### Exercise
Working from the material below, print the lines from the line holding "Decode this image" through its final line, inclusive, exactly and with nothing else; pictures are excluded.
▶
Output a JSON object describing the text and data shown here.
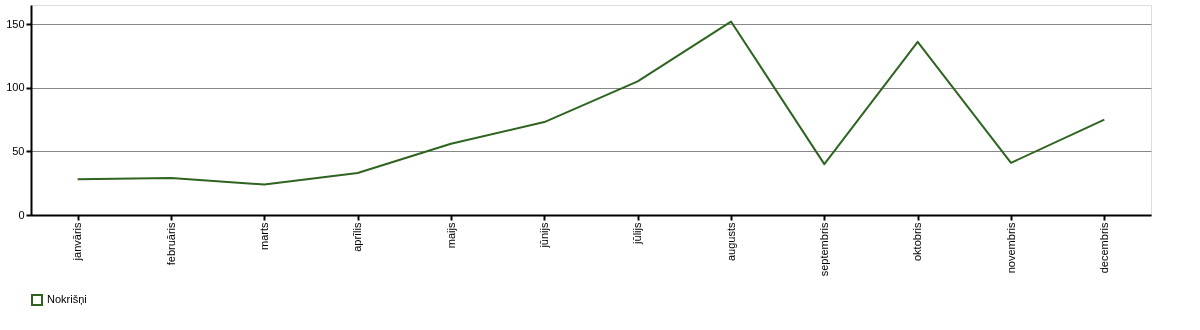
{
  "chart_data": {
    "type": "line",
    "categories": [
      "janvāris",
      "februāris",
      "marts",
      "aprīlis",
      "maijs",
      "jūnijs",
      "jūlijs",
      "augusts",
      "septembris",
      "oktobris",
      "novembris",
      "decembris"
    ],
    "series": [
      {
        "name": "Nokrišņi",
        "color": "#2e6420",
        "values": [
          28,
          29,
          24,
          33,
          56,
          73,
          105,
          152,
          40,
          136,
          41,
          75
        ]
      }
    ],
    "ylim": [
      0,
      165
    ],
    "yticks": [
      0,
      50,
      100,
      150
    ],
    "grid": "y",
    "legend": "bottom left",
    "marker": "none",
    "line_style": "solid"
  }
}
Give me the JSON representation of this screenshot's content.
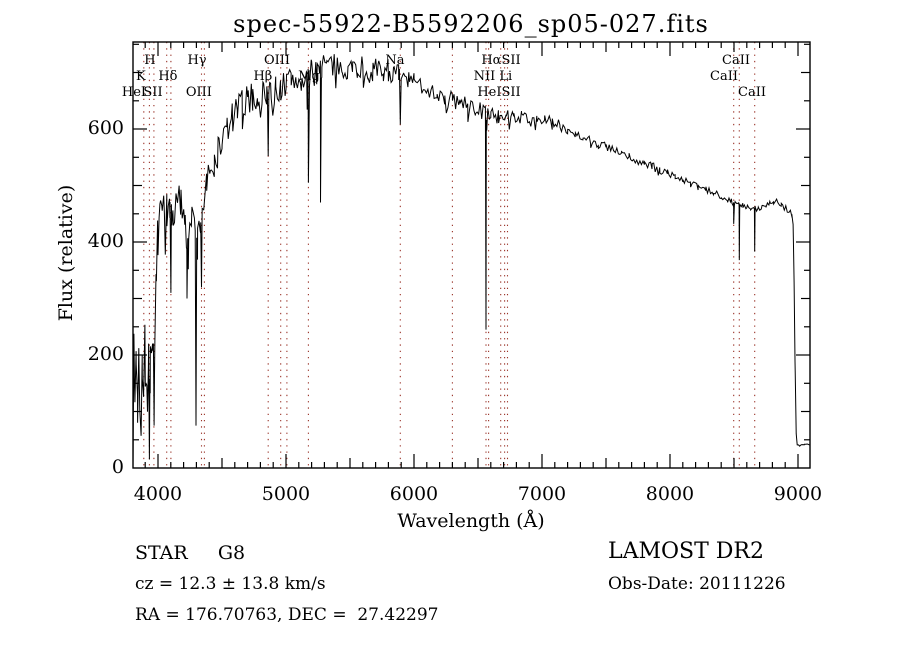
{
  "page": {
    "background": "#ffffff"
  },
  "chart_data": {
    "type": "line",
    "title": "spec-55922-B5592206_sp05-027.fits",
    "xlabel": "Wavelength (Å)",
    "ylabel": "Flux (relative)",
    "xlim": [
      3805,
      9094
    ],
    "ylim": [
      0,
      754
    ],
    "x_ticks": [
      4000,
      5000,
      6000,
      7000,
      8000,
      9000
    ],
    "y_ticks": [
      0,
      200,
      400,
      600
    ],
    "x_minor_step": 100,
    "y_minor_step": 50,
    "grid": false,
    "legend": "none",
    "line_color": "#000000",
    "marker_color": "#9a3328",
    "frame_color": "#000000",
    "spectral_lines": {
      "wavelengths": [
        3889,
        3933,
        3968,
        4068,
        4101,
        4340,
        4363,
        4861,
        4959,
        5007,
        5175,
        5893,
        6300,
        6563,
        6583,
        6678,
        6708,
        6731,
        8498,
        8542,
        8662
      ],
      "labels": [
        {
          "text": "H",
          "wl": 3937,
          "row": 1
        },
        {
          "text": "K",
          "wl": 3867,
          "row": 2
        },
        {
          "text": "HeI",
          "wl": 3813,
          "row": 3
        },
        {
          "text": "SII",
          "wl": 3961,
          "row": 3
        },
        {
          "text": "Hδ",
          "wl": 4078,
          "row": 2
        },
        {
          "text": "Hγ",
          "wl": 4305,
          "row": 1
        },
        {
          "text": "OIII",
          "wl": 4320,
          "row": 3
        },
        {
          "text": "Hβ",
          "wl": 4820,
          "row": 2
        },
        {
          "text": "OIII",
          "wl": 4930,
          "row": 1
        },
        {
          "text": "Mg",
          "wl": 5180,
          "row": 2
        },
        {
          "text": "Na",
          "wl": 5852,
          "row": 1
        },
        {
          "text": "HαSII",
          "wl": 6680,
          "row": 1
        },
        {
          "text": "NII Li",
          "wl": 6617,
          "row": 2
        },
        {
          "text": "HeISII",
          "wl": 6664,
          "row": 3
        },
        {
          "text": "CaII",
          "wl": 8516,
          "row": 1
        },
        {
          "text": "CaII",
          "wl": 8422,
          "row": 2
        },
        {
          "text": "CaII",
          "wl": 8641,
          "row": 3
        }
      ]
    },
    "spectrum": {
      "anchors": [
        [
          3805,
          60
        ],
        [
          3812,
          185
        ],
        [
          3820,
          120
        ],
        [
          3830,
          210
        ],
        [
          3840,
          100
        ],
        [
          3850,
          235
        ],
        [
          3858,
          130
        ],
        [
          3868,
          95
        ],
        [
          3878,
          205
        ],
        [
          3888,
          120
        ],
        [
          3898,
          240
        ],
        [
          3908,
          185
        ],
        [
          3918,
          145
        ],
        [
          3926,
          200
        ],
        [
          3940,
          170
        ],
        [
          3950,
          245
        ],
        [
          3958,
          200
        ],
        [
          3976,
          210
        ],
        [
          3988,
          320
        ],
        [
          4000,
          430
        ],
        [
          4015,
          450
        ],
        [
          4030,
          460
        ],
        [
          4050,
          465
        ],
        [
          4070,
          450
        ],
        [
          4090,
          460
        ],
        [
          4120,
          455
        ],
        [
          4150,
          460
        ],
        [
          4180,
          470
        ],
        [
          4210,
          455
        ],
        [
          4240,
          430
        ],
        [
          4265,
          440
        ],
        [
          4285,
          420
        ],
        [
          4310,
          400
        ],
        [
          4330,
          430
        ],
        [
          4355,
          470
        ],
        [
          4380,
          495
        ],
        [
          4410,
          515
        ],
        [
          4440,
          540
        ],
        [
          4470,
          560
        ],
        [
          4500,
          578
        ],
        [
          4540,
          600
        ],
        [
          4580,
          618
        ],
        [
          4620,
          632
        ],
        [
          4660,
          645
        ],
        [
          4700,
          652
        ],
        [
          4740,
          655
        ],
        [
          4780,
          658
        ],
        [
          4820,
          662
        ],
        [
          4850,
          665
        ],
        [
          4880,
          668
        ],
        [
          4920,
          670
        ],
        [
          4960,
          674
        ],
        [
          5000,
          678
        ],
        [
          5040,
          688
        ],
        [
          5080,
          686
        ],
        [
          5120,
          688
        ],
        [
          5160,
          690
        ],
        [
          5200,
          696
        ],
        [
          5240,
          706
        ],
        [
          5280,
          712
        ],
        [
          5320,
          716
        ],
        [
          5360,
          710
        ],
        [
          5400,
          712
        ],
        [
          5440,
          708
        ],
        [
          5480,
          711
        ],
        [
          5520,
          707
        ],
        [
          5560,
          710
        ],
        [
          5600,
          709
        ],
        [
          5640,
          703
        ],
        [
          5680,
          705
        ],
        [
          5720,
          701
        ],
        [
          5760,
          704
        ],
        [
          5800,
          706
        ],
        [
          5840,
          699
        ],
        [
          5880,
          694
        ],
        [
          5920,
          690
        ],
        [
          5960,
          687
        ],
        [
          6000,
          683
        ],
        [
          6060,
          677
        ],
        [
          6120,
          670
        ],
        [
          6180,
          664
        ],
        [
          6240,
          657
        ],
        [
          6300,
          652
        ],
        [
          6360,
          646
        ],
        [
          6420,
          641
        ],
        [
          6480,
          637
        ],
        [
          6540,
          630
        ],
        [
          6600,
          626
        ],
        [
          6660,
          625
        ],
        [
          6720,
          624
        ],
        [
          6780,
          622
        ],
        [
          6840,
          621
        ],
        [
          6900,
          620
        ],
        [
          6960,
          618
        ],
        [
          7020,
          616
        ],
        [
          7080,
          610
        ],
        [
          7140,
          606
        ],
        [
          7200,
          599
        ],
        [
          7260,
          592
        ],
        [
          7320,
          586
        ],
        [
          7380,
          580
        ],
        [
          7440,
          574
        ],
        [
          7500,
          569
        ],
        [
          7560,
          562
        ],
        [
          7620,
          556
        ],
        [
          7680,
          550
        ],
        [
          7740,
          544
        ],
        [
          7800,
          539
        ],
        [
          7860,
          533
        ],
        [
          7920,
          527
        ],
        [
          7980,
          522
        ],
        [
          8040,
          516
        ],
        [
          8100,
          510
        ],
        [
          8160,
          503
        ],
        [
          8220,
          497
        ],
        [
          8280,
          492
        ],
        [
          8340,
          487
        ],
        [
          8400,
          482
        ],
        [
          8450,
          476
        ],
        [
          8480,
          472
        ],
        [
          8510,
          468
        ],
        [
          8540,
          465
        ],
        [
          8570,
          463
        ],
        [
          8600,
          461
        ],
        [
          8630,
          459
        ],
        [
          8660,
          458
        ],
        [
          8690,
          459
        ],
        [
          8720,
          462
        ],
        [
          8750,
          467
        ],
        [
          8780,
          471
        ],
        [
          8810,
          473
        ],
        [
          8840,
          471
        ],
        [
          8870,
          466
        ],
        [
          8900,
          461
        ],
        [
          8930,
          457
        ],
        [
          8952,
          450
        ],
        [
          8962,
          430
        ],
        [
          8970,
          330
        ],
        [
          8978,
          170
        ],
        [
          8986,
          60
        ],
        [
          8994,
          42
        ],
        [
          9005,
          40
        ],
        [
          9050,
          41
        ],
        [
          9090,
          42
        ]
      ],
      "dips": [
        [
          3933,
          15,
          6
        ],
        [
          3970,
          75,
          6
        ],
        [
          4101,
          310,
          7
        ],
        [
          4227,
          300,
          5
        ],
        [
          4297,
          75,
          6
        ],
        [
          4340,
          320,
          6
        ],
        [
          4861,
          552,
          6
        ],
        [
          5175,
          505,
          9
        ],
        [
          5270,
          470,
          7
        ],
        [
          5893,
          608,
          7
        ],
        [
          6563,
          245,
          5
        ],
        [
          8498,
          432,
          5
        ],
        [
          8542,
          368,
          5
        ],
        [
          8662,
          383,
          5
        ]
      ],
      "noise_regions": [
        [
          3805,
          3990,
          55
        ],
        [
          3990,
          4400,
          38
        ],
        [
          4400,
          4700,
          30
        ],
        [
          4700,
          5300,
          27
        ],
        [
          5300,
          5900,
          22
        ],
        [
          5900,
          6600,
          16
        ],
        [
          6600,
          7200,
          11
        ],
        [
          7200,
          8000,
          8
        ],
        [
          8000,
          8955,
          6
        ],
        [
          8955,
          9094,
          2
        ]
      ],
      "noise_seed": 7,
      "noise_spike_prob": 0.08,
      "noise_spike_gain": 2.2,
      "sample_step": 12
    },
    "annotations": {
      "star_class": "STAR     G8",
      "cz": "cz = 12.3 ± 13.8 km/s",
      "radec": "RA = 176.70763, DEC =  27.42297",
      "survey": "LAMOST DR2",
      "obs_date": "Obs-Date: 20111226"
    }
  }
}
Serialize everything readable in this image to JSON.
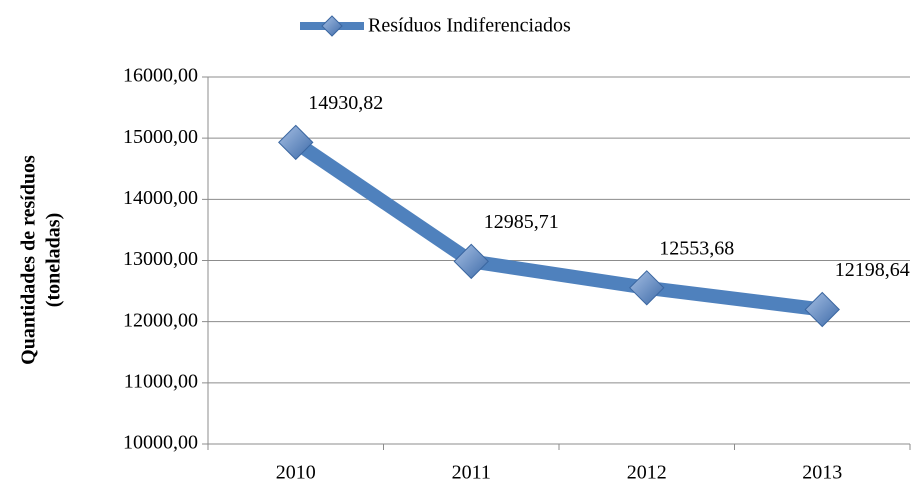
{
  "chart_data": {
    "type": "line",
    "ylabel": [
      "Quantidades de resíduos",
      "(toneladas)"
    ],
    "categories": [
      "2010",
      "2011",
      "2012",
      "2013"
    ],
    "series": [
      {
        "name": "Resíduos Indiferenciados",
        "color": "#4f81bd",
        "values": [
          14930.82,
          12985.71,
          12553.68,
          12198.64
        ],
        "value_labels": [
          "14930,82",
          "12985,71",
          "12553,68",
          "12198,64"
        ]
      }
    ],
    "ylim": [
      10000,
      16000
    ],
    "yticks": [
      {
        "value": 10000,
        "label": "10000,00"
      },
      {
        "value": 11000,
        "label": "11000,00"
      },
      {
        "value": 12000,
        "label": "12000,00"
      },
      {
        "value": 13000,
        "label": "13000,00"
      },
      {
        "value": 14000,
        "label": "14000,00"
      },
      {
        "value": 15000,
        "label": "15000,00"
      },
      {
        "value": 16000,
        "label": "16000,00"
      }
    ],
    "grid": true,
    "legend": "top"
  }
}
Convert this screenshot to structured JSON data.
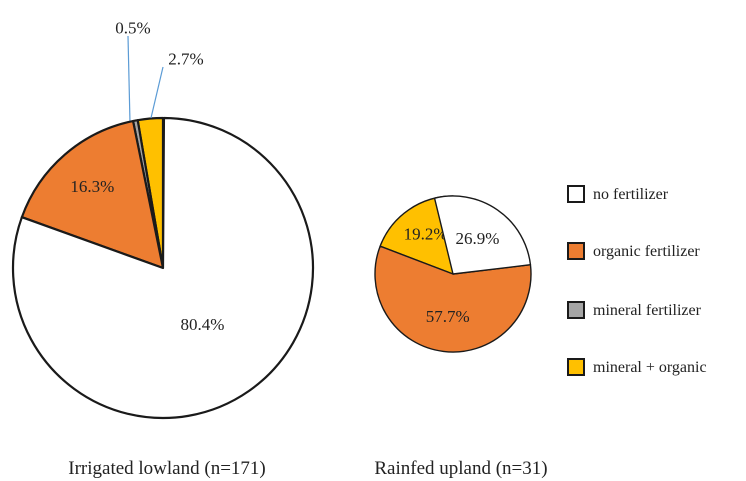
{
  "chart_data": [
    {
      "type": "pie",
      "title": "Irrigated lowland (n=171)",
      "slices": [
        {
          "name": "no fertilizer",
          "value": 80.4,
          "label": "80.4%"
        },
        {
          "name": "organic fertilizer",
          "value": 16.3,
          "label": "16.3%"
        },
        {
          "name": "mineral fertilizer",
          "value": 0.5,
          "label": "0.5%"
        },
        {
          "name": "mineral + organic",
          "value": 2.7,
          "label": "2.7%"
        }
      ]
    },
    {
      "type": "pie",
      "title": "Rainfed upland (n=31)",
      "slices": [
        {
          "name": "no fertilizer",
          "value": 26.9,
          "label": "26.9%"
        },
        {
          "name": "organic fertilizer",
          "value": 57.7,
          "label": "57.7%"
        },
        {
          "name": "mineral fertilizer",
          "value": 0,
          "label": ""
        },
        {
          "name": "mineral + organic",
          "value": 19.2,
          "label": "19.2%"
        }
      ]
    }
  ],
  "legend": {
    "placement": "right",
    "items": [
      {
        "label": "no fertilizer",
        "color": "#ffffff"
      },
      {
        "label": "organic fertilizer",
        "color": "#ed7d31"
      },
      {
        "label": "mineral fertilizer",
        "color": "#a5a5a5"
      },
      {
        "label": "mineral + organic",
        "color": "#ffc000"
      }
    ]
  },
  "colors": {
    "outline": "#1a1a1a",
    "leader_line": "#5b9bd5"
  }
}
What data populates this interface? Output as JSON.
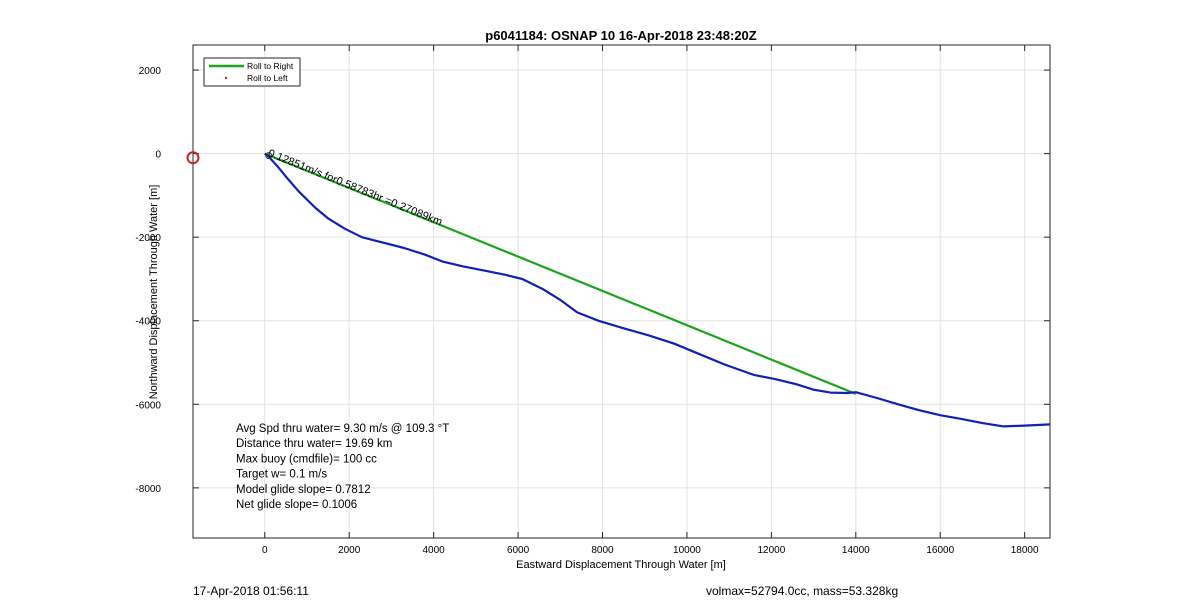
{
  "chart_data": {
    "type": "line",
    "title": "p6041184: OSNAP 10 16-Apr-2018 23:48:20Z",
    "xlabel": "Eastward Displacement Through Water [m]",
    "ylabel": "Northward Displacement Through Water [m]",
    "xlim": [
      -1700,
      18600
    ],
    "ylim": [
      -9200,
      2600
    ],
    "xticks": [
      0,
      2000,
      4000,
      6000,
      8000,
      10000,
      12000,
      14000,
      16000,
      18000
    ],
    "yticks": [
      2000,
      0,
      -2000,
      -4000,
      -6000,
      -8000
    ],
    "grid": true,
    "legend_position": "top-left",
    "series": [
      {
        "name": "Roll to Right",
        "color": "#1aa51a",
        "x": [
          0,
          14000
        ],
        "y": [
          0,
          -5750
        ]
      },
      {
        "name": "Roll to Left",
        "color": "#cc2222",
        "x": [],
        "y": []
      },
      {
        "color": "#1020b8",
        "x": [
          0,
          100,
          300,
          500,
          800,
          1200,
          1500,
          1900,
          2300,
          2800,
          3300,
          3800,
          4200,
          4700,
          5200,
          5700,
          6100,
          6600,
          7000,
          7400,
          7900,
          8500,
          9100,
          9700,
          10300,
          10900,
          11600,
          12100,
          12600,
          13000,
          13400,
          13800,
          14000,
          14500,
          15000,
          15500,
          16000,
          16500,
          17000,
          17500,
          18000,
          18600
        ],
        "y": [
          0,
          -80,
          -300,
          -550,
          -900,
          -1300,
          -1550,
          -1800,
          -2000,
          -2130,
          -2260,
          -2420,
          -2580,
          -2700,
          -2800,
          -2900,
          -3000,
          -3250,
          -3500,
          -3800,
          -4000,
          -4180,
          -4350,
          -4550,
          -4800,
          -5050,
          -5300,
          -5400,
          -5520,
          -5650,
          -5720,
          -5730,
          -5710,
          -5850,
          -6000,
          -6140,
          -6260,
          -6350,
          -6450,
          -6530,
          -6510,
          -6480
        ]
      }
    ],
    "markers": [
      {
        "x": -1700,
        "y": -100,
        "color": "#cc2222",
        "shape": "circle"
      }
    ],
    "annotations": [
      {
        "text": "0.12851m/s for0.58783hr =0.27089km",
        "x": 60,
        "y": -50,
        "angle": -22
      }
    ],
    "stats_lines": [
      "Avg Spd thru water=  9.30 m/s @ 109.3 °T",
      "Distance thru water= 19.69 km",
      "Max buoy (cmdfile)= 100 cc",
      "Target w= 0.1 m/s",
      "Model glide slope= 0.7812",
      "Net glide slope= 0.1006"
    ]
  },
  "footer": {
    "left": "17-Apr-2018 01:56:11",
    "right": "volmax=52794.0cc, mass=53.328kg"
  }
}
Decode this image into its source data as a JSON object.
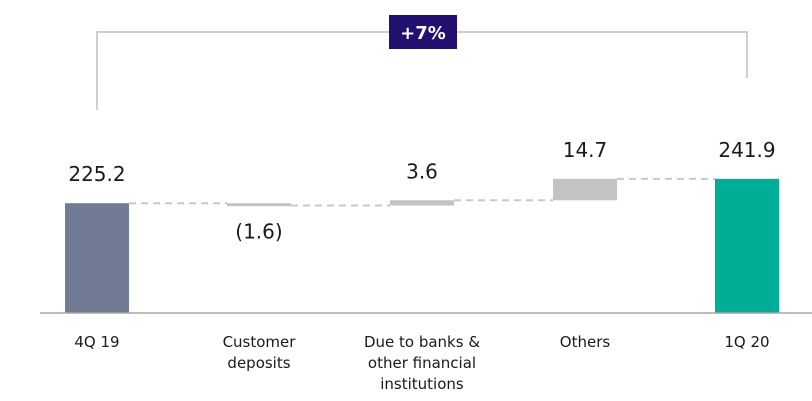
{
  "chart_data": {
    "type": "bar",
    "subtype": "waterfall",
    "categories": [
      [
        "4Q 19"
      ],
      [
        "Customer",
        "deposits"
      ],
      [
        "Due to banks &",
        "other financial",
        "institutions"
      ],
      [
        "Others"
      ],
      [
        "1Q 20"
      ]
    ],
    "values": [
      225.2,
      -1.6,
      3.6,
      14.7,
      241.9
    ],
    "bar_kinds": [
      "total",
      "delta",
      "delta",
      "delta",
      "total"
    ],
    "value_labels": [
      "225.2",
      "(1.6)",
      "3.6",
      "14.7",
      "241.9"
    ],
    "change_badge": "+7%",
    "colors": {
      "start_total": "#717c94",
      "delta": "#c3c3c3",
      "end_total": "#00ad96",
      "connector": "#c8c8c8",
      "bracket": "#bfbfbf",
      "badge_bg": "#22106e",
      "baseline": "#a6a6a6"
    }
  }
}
◀
### Solution to this exercise
Decode this image into its source data as a JSON object.
{
  "chart_data": {
    "type": "bar",
    "subtype": "waterfall",
    "categories": [
      [
        "4Q 19"
      ],
      [
        "Customer",
        "deposits"
      ],
      [
        "Due to banks &",
        "other financial",
        "institutions"
      ],
      [
        "Others"
      ],
      [
        "1Q 20"
      ]
    ],
    "values": [
      225.2,
      -1.6,
      3.6,
      14.7,
      241.9
    ],
    "bar_kinds": [
      "total",
      "delta",
      "delta",
      "delta",
      "total"
    ],
    "value_labels": [
      "225.2",
      "(1.6)",
      "3.6",
      "14.7",
      "241.9"
    ],
    "change_badge": "+7%",
    "colors": {
      "start_total": "#717c94",
      "delta": "#c3c3c3",
      "end_total": "#00ad96",
      "connector": "#c8c8c8",
      "bracket": "#bfbfbf",
      "badge_bg": "#22106e",
      "baseline": "#a6a6a6"
    }
  }
}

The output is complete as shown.